Start of Material for the task

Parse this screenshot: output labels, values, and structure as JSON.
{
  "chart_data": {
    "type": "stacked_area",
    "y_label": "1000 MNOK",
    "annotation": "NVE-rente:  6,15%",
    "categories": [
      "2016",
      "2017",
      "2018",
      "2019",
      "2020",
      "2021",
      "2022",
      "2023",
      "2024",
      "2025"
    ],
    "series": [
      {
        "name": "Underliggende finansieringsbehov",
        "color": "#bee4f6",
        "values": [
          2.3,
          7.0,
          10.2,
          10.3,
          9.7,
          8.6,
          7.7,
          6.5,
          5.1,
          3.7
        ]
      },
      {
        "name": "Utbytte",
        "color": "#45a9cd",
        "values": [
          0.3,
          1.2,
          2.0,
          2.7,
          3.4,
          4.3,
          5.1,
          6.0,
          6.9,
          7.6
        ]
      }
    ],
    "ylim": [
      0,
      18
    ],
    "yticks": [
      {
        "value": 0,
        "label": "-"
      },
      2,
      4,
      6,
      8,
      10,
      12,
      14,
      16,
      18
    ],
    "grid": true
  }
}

End of Material for the task
Start of Material for the task

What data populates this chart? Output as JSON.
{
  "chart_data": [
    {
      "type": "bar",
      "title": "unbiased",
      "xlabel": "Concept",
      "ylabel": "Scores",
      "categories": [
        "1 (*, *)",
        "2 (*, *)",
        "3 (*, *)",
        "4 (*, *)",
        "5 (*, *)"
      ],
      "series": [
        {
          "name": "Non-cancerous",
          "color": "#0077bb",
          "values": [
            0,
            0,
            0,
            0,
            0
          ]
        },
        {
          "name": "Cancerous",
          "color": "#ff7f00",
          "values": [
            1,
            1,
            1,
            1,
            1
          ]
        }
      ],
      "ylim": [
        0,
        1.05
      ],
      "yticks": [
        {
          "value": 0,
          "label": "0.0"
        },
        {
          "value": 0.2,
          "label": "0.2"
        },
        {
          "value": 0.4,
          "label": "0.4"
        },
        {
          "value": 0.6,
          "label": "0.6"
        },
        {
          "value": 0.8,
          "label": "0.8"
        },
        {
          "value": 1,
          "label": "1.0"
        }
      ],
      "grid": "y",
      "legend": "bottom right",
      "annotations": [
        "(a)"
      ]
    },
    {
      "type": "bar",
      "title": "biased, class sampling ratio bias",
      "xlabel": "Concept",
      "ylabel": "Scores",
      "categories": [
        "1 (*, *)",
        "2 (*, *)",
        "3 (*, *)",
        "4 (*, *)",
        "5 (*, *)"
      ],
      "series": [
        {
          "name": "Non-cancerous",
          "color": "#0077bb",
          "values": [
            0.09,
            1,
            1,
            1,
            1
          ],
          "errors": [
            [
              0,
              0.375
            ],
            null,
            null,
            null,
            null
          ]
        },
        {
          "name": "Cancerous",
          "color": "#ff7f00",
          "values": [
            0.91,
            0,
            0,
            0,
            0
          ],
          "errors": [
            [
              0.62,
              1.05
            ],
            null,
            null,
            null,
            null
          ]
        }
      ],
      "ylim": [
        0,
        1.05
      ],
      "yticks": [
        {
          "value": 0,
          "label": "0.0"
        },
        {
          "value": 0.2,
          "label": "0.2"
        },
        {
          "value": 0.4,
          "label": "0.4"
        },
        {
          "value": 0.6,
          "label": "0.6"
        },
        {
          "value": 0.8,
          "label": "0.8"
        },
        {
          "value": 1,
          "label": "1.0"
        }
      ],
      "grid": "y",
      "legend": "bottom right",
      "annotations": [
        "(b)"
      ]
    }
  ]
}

End of Material for the task

What is needed
Find the lines above that include the string "title" and copy them.

Written solution
      "title": "unbiased",
      "title": "biased, class sampling ratio bias",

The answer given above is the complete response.